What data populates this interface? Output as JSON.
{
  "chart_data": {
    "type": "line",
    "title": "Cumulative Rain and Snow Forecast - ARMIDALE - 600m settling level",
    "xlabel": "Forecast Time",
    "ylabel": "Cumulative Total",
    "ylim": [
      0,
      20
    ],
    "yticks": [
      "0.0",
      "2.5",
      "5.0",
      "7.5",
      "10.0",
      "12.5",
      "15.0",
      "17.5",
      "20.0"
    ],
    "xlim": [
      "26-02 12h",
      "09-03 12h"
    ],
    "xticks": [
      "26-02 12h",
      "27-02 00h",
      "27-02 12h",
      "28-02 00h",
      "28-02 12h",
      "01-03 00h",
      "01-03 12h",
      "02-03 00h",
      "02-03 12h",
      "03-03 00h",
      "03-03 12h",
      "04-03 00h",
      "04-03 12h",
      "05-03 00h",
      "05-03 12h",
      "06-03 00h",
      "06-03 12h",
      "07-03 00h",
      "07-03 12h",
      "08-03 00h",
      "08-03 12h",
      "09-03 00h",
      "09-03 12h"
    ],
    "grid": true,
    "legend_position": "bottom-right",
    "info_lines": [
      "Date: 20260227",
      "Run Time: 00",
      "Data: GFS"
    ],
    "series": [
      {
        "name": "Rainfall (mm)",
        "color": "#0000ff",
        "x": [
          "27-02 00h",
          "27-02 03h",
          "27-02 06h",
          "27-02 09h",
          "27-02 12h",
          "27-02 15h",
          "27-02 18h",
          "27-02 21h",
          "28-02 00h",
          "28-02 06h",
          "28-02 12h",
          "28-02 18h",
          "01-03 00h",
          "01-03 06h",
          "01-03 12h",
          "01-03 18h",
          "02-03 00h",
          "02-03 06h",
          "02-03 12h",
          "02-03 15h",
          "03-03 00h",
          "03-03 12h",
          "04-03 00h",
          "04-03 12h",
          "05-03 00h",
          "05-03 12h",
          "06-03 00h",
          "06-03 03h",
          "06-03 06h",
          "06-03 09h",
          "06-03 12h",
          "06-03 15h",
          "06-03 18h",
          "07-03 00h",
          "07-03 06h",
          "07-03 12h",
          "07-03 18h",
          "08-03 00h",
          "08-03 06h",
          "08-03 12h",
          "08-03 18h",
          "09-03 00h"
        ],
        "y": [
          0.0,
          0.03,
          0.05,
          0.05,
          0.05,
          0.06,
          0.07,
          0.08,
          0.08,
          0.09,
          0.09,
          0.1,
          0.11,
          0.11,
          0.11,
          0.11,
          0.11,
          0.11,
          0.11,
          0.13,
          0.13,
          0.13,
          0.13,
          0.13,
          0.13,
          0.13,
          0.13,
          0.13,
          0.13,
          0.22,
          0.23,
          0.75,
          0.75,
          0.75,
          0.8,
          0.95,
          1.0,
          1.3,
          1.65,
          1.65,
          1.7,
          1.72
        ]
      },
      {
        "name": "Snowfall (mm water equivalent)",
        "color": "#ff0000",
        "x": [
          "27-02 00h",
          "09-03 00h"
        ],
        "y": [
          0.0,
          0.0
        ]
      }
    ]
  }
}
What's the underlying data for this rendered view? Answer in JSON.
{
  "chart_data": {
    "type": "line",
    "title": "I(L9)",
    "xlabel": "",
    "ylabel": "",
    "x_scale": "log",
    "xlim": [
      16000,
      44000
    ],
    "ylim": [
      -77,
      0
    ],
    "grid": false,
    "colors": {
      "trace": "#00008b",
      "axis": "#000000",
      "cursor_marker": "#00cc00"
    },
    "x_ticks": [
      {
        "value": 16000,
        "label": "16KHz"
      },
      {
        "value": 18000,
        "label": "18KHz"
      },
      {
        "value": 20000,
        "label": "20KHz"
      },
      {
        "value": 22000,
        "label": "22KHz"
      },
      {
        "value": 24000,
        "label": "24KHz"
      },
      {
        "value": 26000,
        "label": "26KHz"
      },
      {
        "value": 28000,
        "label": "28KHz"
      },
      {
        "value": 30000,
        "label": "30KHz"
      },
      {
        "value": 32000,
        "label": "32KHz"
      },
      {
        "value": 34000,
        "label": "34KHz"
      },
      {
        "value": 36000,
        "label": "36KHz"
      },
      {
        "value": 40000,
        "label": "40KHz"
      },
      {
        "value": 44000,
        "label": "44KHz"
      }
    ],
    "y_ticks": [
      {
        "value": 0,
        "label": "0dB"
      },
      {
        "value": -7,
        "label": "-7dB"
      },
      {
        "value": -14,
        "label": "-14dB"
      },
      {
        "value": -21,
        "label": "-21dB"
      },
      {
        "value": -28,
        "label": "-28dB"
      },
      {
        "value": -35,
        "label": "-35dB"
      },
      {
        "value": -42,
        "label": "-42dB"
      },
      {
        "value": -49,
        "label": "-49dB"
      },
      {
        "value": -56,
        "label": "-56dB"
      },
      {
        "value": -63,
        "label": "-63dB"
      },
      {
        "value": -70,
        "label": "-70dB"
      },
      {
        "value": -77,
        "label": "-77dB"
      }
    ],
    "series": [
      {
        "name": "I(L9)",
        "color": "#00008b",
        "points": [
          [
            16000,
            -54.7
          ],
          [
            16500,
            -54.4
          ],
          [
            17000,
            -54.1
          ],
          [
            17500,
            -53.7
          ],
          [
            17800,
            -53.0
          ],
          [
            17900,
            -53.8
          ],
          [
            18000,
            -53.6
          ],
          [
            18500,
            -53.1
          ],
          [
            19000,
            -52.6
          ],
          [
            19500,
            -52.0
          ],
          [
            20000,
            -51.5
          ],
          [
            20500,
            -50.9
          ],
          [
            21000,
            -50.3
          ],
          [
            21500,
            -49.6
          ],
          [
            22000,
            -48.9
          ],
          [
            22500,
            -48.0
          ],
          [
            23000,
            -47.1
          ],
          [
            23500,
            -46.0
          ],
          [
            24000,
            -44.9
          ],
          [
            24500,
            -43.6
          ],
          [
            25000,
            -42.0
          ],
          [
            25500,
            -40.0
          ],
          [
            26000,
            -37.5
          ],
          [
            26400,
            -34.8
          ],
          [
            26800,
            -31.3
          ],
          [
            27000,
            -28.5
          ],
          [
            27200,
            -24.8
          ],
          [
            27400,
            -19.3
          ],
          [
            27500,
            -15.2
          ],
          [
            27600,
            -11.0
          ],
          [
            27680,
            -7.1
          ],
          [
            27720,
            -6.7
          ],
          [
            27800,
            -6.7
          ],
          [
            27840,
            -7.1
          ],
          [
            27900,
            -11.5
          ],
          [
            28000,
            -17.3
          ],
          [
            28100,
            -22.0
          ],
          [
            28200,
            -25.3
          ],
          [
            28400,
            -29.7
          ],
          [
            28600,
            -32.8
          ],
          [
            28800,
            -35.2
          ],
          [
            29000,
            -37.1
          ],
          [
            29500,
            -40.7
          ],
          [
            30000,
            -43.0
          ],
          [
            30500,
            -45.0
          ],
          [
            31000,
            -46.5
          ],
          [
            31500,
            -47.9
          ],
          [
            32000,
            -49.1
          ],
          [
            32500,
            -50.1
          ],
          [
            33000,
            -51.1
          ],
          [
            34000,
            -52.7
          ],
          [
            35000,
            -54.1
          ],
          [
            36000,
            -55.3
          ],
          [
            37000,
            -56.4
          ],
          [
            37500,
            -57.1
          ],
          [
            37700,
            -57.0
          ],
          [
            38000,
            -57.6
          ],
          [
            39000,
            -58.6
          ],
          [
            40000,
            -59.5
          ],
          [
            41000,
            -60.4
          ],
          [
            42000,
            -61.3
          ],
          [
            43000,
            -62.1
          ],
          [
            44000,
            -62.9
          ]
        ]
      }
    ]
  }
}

____________________

Write out all the entries exactly.

* **Task result**:
What data populates this interface? Output as JSON.
{
  "chart_data": {
    "type": "line",
    "title": "Cumulative Rain and Snow Forecast - ARMIDALE - 600m settling level",
    "xlabel": "Forecast Time",
    "ylabel": "Cumulative Total",
    "ylim": [
      0,
      20
    ],
    "yticks": [
      "0.0",
      "2.5",
      "5.0",
      "7.5",
      "10.0",
      "12.5",
      "15.0",
      "17.5",
      "20.0"
    ],
    "xlim": [
      "26-02 12h",
      "09-03 12h"
    ],
    "xticks": [
      "26-02 12h",
      "27-02 00h",
      "27-02 12h",
      "28-02 00h",
      "28-02 12h",
      "01-03 00h",
      "01-03 12h",
      "02-03 00h",
      "02-03 12h",
      "03-03 00h",
      "03-03 12h",
      "04-03 00h",
      "04-03 12h",
      "05-03 00h",
      "05-03 12h",
      "06-03 00h",
      "06-03 12h",
      "07-03 00h",
      "07-03 12h",
      "08-03 00h",
      "08-03 12h",
      "09-03 00h",
      "09-03 12h"
    ],
    "grid": true,
    "legend_position": "bottom-right",
    "info_lines": [
      "Date: 20260227",
      "Run Time: 00",
      "Data: GFS"
    ],
    "series": [
      {
        "name": "Rainfall (mm)",
        "color": "#0000ff",
        "x": [
          "27-02 00h",
          "27-02 03h",
          "27-02 06h",
          "27-02 09h",
          "27-02 12h",
          "27-02 15h",
          "27-02 18h",
          "27-02 21h",
          "28-02 00h",
          "28-02 06h",
          "28-02 12h",
          "28-02 18h",
          "01-03 00h",
          "01-03 06h",
          "01-03 12h",
          "01-03 18h",
          "02-03 00h",
          "02-03 06h",
          "02-03 12h",
          "02-03 15h",
          "03-03 00h",
          "03-03 12h",
          "04-03 00h",
          "04-03 12h",
          "05-03 00h",
          "05-03 12h",
          "06-03 00h",
          "06-03 03h",
          "06-03 06h",
          "06-03 09h",
          "06-03 12h",
          "06-03 15h",
          "06-03 18h",
          "07-03 00h",
          "07-03 06h",
          "07-03 12h",
          "07-03 18h",
          "08-03 00h",
          "08-03 06h",
          "08-03 12h",
          "08-03 18h",
          "09-03 00h"
        ],
        "y": [
          0.0,
          0.03,
          0.05,
          0.05,
          0.05,
          0.06,
          0.07,
          0.08,
          0.08,
          0.09,
          0.09,
          0.1,
          0.11,
          0.11,
          0.11,
          0.11,
          0.11,
          0.11,
          0.11,
          0.13,
          0.13,
          0.13,
          0.13,
          0.13,
          0.13,
          0.13,
          0.13,
          0.13,
          0.13,
          0.22,
          0.23,
          0.75,
          0.75,
          0.75,
          0.8,
          0.95,
          1.0,
          1.3,
          1.65,
          1.65,
          1.7,
          1.72
        ]
      },
      {
        "name": "Snowfall (mm water equivalent)",
        "color": "#ff0000",
        "x": [
          "27-02 00h",
          "09-03 00h"
        ],
        "y": [
          0.0,
          0.0
        ]
      }
    ]
  }
}
What's the underlying data for this rendered view? Answer in JSON.
{
  "chart_data": {
    "type": "line",
    "title": "I(L9)",
    "xlabel": "",
    "ylabel": "",
    "x_scale": "log",
    "xlim": [
      16000,
      44000
    ],
    "ylim": [
      -77,
      0
    ],
    "grid": false,
    "colors": {
      "trace": "#00008b",
      "axis": "#000000",
      "cursor_marker": "#00cc00"
    },
    "x_ticks": [
      {
        "value": 16000,
        "label": "16KHz"
      },
      {
        "value": 18000,
        "label": "18KHz"
      },
      {
        "value": 20000,
        "label": "20KHz"
      },
      {
        "value": 22000,
        "label": "22KHz"
      },
      {
        "value": 24000,
        "label": "24KHz"
      },
      {
        "value": 26000,
        "label": "26KHz"
      },
      {
        "value": 28000,
        "label": "28KHz"
      },
      {
        "value": 30000,
        "label": "30KHz"
      },
      {
        "value": 32000,
        "label": "32KHz"
      },
      {
        "value": 34000,
        "label": "34KHz"
      },
      {
        "value": 36000,
        "label": "36KHz"
      },
      {
        "value": 40000,
        "label": "40KHz"
      },
      {
        "value": 44000,
        "label": "44KHz"
      }
    ],
    "y_ticks": [
      {
        "value": 0,
        "label": "0dB"
      },
      {
        "value": -7,
        "label": "-7dB"
      },
      {
        "value": -14,
        "label": "-14dB"
      },
      {
        "value": -21,
        "label": "-21dB"
      },
      {
        "value": -28,
        "label": "-28dB"
      },
      {
        "value": -35,
        "label": "-35dB"
      },
      {
        "value": -42,
        "label": "-42dB"
      },
      {
        "value": -49,
        "label": "-49dB"
      },
      {
        "value": -56,
        "label": "-56dB"
      },
      {
        "value": -63,
        "label": "-63dB"
      },
      {
        "value": -70,
        "label": "-70dB"
      },
      {
        "value": -77,
        "label": "-77dB"
      }
    ],
    "series": [
      {
        "name": "I(L9)",
        "color": "#00008b",
        "points": [
          [
            16000,
            -54.7
          ],
          [
            16500,
            -54.4
          ],
          [
            17000,
            -54.1
          ],
          [
            17500,
            -53.7
          ],
          [
            17800,
            -53.0
          ],
          [
            17900,
            -53.8
          ],
          [
            18000,
            -53.6
          ],
          [
            18500,
            -53.1
          ],
          [
            19000,
            -52.6
          ],
          [
            19500,
            -52.0
          ],
          [
            20000,
            -51.5
          ],
          [
            20500,
            -50.9
          ],
          [
            21000,
            -50.3
          ],
          [
            21500,
            -49.6
          ],
          [
            22000,
            -48.9
          ],
          [
            22500,
            -48.0
          ],
          [
            23000,
            -47.1
          ],
          [
            23500,
            -46.0
          ],
          [
            24000,
            -44.9
          ],
          [
            24500,
            -43.6
          ],
          [
            25000,
            -42.0
          ],
          [
            25500,
            -40.0
          ],
          [
            26000,
            -37.5
          ],
          [
            26400,
            -34.8
          ],
          [
            26800,
            -31.3
          ],
          [
            27000,
            -28.5
          ],
          [
            27200,
            -24.8
          ],
          [
            27400,
            -19.3
          ],
          [
            27500,
            -15.2
          ],
          [
            27600,
            -11.0
          ],
          [
            27680,
            -7.1
          ],
          [
            27720,
            -6.7
          ],
          [
            27800,
            -6.7
          ],
          [
            27840,
            -7.1
          ],
          [
            27900,
            -11.5
          ],
          [
            28000,
            -17.3
          ],
          [
            28100,
            -22.0
          ],
          [
            28200,
            -25.3
          ],
          [
            28400,
            -29.7
          ],
          [
            28600,
            -32.8
          ],
          [
            28800,
            -35.2
          ],
          [
            29000,
            -37.1
          ],
          [
            29500,
            -40.7
          ],
          [
            30000,
            -43.0
          ],
          [
            30500,
            -45.0
          ],
          [
            31000,
            -46.5
          ],
          [
            31500,
            -47.9
          ],
          [
            32000,
            -49.1
          ],
          [
            32500,
            -50.1
          ],
          [
            33000,
            -51.1
          ],
          [
            34000,
            -52.7
          ],
          [
            35000,
            -54.1
          ],
          [
            36000,
            -55.3
          ],
          [
            37000,
            -56.4
          ],
          [
            37500,
            -57.1
          ],
          [
            37700,
            -57.0
          ],
          [
            38000,
            -57.6
          ],
          [
            39000,
            -58.6
          ],
          [
            40000,
            -59.5
          ],
          [
            41000,
            -60.4
          ],
          [
            42000,
            -61.3
          ],
          [
            43000,
            -62.1
          ],
          [
            44000,
            -62.9
          ]
        ]
      }
    ]
  }
}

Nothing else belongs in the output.